Exercise directions> Write out the whole listing, matching it exactly.

Data entries
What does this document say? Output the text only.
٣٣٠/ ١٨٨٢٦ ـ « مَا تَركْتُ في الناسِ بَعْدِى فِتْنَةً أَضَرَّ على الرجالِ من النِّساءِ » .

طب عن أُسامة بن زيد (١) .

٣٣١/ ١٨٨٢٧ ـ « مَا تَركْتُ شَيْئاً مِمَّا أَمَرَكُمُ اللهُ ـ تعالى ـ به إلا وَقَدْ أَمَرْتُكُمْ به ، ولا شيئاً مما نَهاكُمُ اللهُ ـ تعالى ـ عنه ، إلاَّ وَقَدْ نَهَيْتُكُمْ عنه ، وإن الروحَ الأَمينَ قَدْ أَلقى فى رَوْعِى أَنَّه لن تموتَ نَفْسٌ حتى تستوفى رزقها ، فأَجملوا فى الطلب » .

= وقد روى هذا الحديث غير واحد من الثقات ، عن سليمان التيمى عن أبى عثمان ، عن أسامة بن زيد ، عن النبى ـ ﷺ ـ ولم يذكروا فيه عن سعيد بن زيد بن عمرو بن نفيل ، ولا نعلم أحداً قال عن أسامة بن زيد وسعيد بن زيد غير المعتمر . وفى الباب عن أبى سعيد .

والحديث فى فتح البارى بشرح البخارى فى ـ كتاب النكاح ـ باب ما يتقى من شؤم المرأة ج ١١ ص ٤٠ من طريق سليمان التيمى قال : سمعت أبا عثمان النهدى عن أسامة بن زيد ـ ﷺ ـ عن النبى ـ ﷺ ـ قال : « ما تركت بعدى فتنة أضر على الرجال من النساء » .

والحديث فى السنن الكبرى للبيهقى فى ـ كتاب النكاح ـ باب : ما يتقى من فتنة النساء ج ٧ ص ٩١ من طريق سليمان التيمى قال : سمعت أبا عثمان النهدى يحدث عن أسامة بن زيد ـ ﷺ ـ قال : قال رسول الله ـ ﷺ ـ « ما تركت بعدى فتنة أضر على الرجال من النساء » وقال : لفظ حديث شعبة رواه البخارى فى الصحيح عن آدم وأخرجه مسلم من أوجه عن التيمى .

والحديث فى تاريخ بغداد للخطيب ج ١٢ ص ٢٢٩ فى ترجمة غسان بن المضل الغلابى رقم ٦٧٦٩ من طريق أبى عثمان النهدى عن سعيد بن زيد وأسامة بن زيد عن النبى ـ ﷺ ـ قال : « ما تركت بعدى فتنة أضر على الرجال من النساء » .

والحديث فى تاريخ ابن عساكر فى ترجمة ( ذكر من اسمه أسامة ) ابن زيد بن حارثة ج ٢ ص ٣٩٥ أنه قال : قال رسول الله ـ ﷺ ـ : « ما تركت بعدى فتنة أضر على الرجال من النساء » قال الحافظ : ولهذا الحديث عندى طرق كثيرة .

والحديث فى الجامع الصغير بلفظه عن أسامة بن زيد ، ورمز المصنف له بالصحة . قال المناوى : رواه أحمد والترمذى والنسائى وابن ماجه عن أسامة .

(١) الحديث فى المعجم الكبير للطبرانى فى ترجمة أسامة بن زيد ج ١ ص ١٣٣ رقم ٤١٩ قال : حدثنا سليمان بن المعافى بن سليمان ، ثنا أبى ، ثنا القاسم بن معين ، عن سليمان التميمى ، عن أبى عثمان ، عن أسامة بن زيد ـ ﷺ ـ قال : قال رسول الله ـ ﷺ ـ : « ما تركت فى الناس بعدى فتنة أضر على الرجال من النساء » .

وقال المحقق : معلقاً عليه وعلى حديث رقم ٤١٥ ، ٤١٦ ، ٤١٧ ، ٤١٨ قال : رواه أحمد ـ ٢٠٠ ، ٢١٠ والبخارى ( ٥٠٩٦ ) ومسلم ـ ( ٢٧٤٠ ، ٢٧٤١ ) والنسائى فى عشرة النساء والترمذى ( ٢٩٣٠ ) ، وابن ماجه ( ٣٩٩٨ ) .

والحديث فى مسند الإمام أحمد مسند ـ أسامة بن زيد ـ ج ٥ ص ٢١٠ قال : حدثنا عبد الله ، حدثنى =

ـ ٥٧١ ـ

Completed task>
What does this document say? Output the text only.
٣٣٠/ ١٨٨٢٦ ـ « مَا تَركْتُ في الناسِ بَعْدِى فِتْنَةً أَضَرَّ على الرجالِ من النِّساءِ » .

طب عن أُسامة بن زيد (١) .

٣٣١/ ١٨٨٢٧ ـ « مَا تَركْتُ شَيْئاً مِمَّا أَمَرَكُمُ اللهُ ـ تعالى ـ به إلا وَقَدْ أَمَرْتُكُمْ به ، ولا شيئاً مما نَهاكُمُ اللهُ ـ تعالى ـ عنه ، إلاَّ وَقَدْ نَهَيْتُكُمْ عنه ، وإن الروحَ الأَمينَ قَدْ أَلقى فى رَوْعِى أَنَّه لن تموتَ نَفْسٌ حتى تستوفى رزقها ، فأَجملوا فى الطلب » .

= وقد روى هذا الحديث غير واحد من الثقات ، عن سليمان التيمى عن أبى عثمان ، عن أسامة بن زيد ، عن النبى ـ ﷺ ـ ولم يذكروا فيه عن سعيد بن زيد بن عمرو بن نفيل ، ولا نعلم أحداً قال عن أسامة بن زيد وسعيد بن زيد غير المعتمر . وفى الباب عن أبى سعيد .

والحديث فى فتح البارى بشرح البخارى فى ـ كتاب النكاح ـ باب ما يتقى من شؤم المرأة ج ١١ ص ٤٠ من طريق سليمان التيمى قال : سمعت أبا عثمان النهدى عن أسامة بن زيد ـ ﷺ ـ عن النبى ـ ﷺ ـ قال : « ما تركت بعدى فتنة أضر على الرجال من النساء » .

والحديث فى السنن الكبرى للبيهقى فى ـ كتاب النكاح ـ باب : ما يتقى من فتنة النساء ج ٧ ص ٩١ من طريق سليمان التيمى قال : سمعت أبا عثمان النهدى يحدث عن أسامة بن زيد ـ ﷺ ـ قال : قال رسول الله ـ ﷺ ـ « ما تركت بعدى فتنة أضر على الرجال من النساء » وقال : لفظ حديث شعبة رواه البخارى فى الصحيح عن آدم وأخرجه مسلم من أوجه عن التيمى .

والحديث فى تاريخ بغداد للخطيب ج ١٢ ص ٢٢٩ فى ترجمة غسان بن المضل الغلابى رقم ٦٧٦٩ من طريق أبى عثمان النهدى عن سعيد بن زيد وأسامة بن زيد عن النبى ـ ﷺ ـ قال : « ما تركت بعدى فتنة أضر على الرجال من النساء » .

والحديث فى تاريخ ابن عساكر فى ترجمة ( ذكر من اسمه أسامة ) ابن زيد بن حارثة ج ٢ ص ٣٩٥ أنه قال : قال رسول الله ـ ﷺ ـ : « ما تركت بعدى فتنة أضر على الرجال من النساء » قال الحافظ : ولهذا الحديث عندى طرق كثيرة .

والحديث فى الجامع الصغير بلفظه عن أسامة بن زيد ، ورمز المصنف له بالصحة . قال المناوى : رواه أحمد والترمذى والنسائى وابن ماجه عن أسامة .

(١) الحديث فى المعجم الكبير للطبرانى فى ترجمة أسامة بن زيد ج ١ ص ١٣٣ رقم ٤١٩ قال : حدثنا سليمان بن المعافى بن سليمان ، ثنا أبى ، ثنا القاسم بن معين ، عن سليمان التميمى ، عن أبى عثمان ، عن أسامة بن زيد ـ ﷺ ـ قال : قال رسول الله ـ ﷺ ـ : « ما تركت فى الناس بعدى فتنة أضر على الرجال من النساء » .

وقال المحقق : معلقاً عليه وعلى حديث رقم ٤١٥ ، ٤١٦ ، ٤١٧ ، ٤١٨ قال : رواه أحمد ـ ٢٠٠ ، ٢١٠ والبخارى ( ٥٠٩٦ ) ومسلم ـ ( ٢٧٤٠ ، ٢٧٤١ ) والنسائى فى عشرة النساء والترمذى ( ٢٩٣٠ ) ، وابن ماجه ( ٣٩٩٨ ) .

والحديث فى مسند الإمام أحمد مسند ـ أسامة بن زيد ـ ج ٥ ص ٢١٠ قال : حدثنا عبد الله ، حدثنى =

ـ ٥٧١ ـ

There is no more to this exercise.